Instruction -> Extract all data as written.
# START OF Dataset
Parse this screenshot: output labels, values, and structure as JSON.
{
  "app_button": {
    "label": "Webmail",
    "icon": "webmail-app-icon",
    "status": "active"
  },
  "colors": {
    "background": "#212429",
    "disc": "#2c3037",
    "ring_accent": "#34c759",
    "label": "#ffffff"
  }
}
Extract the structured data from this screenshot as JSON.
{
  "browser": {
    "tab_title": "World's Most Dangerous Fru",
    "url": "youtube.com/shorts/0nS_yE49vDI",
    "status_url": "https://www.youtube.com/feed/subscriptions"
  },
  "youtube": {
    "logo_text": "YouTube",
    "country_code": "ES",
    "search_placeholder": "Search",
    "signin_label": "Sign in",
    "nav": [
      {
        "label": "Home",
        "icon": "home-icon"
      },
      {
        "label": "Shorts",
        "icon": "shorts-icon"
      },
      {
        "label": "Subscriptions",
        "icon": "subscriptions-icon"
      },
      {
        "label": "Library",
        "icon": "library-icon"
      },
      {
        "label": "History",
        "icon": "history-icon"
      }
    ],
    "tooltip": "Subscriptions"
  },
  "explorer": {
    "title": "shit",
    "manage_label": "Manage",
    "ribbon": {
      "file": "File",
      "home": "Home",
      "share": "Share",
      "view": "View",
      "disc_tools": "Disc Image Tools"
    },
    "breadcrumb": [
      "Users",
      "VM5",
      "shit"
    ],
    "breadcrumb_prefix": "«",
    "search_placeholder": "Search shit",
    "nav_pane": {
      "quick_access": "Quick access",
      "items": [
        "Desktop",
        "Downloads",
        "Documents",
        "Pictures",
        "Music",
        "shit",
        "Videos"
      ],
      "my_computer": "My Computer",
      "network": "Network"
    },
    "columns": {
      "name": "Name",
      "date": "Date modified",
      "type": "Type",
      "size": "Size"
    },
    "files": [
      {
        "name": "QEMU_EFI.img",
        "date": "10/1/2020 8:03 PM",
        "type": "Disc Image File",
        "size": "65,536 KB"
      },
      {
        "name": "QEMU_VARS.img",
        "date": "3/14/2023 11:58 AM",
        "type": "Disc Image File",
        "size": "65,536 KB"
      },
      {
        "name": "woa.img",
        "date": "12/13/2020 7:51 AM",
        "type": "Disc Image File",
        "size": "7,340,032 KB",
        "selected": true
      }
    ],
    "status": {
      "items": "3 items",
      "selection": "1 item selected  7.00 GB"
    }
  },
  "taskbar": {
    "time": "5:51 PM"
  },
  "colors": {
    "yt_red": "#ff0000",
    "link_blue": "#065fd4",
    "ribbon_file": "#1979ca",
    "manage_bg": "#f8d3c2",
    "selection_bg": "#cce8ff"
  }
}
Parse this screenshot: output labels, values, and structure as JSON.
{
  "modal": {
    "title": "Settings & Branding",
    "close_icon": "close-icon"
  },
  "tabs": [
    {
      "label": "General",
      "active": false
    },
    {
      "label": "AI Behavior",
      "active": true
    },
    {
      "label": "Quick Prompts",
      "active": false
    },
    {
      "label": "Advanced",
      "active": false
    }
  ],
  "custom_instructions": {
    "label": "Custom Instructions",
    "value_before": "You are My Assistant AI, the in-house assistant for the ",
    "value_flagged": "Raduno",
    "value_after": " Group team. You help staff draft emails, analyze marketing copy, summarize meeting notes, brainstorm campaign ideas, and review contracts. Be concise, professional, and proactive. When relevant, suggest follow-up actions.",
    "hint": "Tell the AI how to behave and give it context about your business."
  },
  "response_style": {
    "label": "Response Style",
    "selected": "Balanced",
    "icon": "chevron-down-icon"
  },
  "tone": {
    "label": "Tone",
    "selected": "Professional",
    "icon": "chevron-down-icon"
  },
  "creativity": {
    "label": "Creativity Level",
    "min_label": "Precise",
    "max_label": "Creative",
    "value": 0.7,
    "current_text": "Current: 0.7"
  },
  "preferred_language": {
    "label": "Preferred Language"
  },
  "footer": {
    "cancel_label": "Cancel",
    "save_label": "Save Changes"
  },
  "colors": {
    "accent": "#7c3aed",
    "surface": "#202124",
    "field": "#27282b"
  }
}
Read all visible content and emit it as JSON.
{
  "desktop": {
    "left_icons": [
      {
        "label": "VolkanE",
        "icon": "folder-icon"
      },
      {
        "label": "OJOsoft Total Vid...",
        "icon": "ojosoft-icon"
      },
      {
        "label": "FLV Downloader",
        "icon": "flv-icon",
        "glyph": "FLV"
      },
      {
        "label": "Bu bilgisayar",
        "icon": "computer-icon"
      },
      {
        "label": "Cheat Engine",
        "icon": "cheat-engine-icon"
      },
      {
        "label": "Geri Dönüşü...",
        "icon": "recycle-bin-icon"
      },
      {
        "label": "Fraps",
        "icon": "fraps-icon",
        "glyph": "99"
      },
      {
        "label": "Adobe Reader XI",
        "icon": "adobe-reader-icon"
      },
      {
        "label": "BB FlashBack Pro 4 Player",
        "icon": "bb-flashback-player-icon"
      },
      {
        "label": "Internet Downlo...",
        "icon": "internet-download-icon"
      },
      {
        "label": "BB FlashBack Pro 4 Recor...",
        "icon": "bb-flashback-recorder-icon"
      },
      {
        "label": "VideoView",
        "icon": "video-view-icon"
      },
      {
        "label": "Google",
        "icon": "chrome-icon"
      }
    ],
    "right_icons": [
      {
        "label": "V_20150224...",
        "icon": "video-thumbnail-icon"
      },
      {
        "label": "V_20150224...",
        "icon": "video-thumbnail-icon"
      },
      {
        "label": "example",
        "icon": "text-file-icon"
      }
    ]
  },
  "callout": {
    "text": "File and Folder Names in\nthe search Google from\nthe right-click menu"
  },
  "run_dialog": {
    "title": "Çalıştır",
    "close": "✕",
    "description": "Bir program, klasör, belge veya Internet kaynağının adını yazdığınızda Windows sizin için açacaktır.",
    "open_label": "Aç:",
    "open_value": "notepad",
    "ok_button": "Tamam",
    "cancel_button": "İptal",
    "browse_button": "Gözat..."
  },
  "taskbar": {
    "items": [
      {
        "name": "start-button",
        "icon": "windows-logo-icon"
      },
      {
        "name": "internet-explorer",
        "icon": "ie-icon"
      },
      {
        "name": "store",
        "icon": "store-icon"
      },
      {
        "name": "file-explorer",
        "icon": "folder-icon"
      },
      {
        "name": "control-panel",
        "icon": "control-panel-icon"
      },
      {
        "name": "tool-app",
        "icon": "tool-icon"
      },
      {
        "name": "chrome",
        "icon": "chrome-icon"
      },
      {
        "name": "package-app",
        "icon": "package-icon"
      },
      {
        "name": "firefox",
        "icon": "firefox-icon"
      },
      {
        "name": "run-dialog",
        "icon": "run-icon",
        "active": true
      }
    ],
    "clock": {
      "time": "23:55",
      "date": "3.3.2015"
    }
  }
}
# END OF Dataset
Expected output ->
Parse this screenshot: output labels, values, and structure as JSON.
{
  "app_button": {
    "label": "Webmail",
    "icon": "webmail-app-icon",
    "status": "active"
  },
  "colors": {
    "background": "#212429",
    "disc": "#2c3037",
    "ring_accent": "#34c759",
    "label": "#ffffff"
  }
}
Extract the structured data from this screenshot as JSON.
{
  "browser": {
    "tab_title": "World's Most Dangerous Fru",
    "url": "youtube.com/shorts/0nS_yE49vDI",
    "status_url": "https://www.youtube.com/feed/subscriptions"
  },
  "youtube": {
    "logo_text": "YouTube",
    "country_code": "ES",
    "search_placeholder": "Search",
    "signin_label": "Sign in",
    "nav": [
      {
        "label": "Home",
        "icon": "home-icon"
      },
      {
        "label": "Shorts",
        "icon": "shorts-icon"
      },
      {
        "label": "Subscriptions",
        "icon": "subscriptions-icon"
      },
      {
        "label": "Library",
        "icon": "library-icon"
      },
      {
        "label": "History",
        "icon": "history-icon"
      }
    ],
    "tooltip": "Subscriptions"
  },
  "explorer": {
    "title": "shit",
    "manage_label": "Manage",
    "ribbon": {
      "file": "File",
      "home": "Home",
      "share": "Share",
      "view": "View",
      "disc_tools": "Disc Image Tools"
    },
    "breadcrumb": [
      "Users",
      "VM5",
      "shit"
    ],
    "breadcrumb_prefix": "«",
    "search_placeholder": "Search shit",
    "nav_pane": {
      "quick_access": "Quick access",
      "items": [
        "Desktop",
        "Downloads",
        "Documents",
        "Pictures",
        "Music",
        "shit",
        "Videos"
      ],
      "my_computer": "My Computer",
      "network": "Network"
    },
    "columns": {
      "name": "Name",
      "date": "Date modified",
      "type": "Type",
      "size": "Size"
    },
    "files": [
      {
        "name": "QEMU_EFI.img",
        "date": "10/1/2020 8:03 PM",
        "type": "Disc Image File",
        "size": "65,536 KB"
      },
      {
        "name": "QEMU_VARS.img",
        "date": "3/14/2023 11:58 AM",
        "type": "Disc Image File",
        "size": "65,536 KB"
      },
      {
        "name": "woa.img",
        "date": "12/13/2020 7:51 AM",
        "type": "Disc Image File",
        "size": "7,340,032 KB",
        "selected": true
      }
    ],
    "status": {
      "items": "3 items",
      "selection": "1 item selected  7.00 GB"
    }
  },
  "taskbar": {
    "time": "5:51 PM"
  },
  "colors": {
    "yt_red": "#ff0000",
    "link_blue": "#065fd4",
    "ribbon_file": "#1979ca",
    "manage_bg": "#f8d3c2",
    "selection_bg": "#cce8ff"
  }
}
Parse this screenshot: output labels, values, and structure as JSON.
{
  "modal": {
    "title": "Settings & Branding",
    "close_icon": "close-icon"
  },
  "tabs": [
    {
      "label": "General",
      "active": false
    },
    {
      "label": "AI Behavior",
      "active": true
    },
    {
      "label": "Quick Prompts",
      "active": false
    },
    {
      "label": "Advanced",
      "active": false
    }
  ],
  "custom_instructions": {
    "label": "Custom Instructions",
    "value_before": "You are My Assistant AI, the in-house assistant for the ",
    "value_flagged": "Raduno",
    "value_after": " Group team. You help staff draft emails, analyze marketing copy, summarize meeting notes, brainstorm campaign ideas, and review contracts. Be concise, professional, and proactive. When relevant, suggest follow-up actions.",
    "hint": "Tell the AI how to behave and give it context about your business."
  },
  "response_style": {
    "label": "Response Style",
    "selected": "Balanced",
    "icon": "chevron-down-icon"
  },
  "tone": {
    "label": "Tone",
    "selected": "Professional",
    "icon": "chevron-down-icon"
  },
  "creativity": {
    "label": "Creativity Level",
    "min_label": "Precise",
    "max_label": "Creative",
    "value": 0.7,
    "current_text": "Current: 0.7"
  },
  "preferred_language": {
    "label": "Preferred Language"
  },
  "footer": {
    "cancel_label": "Cancel",
    "save_label": "Save Changes"
  },
  "colors": {
    "accent": "#7c3aed",
    "surface": "#202124",
    "field": "#27282b"
  }
}
Read all visible content and emit it as JSON.
{
  "desktop": {
    "left_icons": [
      {
        "label": "VolkanE",
        "icon": "folder-icon"
      },
      {
        "label": "OJOsoft Total Vid...",
        "icon": "ojosoft-icon"
      },
      {
        "label": "FLV Downloader",
        "icon": "flv-icon",
        "glyph": "FLV"
      },
      {
        "label": "Bu bilgisayar",
        "icon": "computer-icon"
      },
      {
        "label": "Cheat Engine",
        "icon": "cheat-engine-icon"
      },
      {
        "label": "Geri Dönüşü...",
        "icon": "recycle-bin-icon"
      },
      {
        "label": "Fraps",
        "icon": "fraps-icon",
        "glyph": "99"
      },
      {
        "label": "Adobe Reader XI",
        "icon": "adobe-reader-icon"
      },
      {
        "label": "BB FlashBack Pro 4 Player",
        "icon": "bb-flashback-player-icon"
      },
      {
        "label": "Internet Downlo...",
        "icon": "internet-download-icon"
      },
      {
        "label": "BB FlashBack Pro 4 Recor...",
        "icon": "bb-flashback-recorder-icon"
      },
      {
        "label": "VideoView",
        "icon": "video-view-icon"
      },
      {
        "label": "Google",
        "icon": "chrome-icon"
      }
    ],
    "right_icons": [
      {
        "label": "V_20150224...",
        "icon": "video-thumbnail-icon"
      },
      {
        "label": "V_20150224...",
        "icon": "video-thumbnail-icon"
      },
      {
        "label": "example",
        "icon": "text-file-icon"
      }
    ]
  },
  "callout": {
    "text": "File and Folder Names in\nthe search Google from\nthe right-click menu"
  },
  "run_dialog": {
    "title": "Çalıştır",
    "close": "✕",
    "description": "Bir program, klasör, belge veya Internet kaynağının adını yazdığınızda Windows sizin için açacaktır.",
    "open_label": "Aç:",
    "open_value": "notepad",
    "ok_button": "Tamam",
    "cancel_button": "İptal",
    "browse_button": "Gözat..."
  },
  "taskbar": {
    "items": [
      {
        "name": "start-button",
        "icon": "windows-logo-icon"
      },
      {
        "name": "internet-explorer",
        "icon": "ie-icon"
      },
      {
        "name": "store",
        "icon": "store-icon"
      },
      {
        "name": "file-explorer",
        "icon": "folder-icon"
      },
      {
        "name": "control-panel",
        "icon": "control-panel-icon"
      },
      {
        "name": "tool-app",
        "icon": "tool-icon"
      },
      {
        "name": "chrome",
        "icon": "chrome-icon"
      },
      {
        "name": "package-app",
        "icon": "package-icon"
      },
      {
        "name": "firefox",
        "icon": "firefox-icon"
      },
      {
        "name": "run-dialog",
        "icon": "run-icon",
        "active": true
      }
    ],
    "clock": {
      "time": "23:55",
      "date": "3.3.2015"
    }
  }
}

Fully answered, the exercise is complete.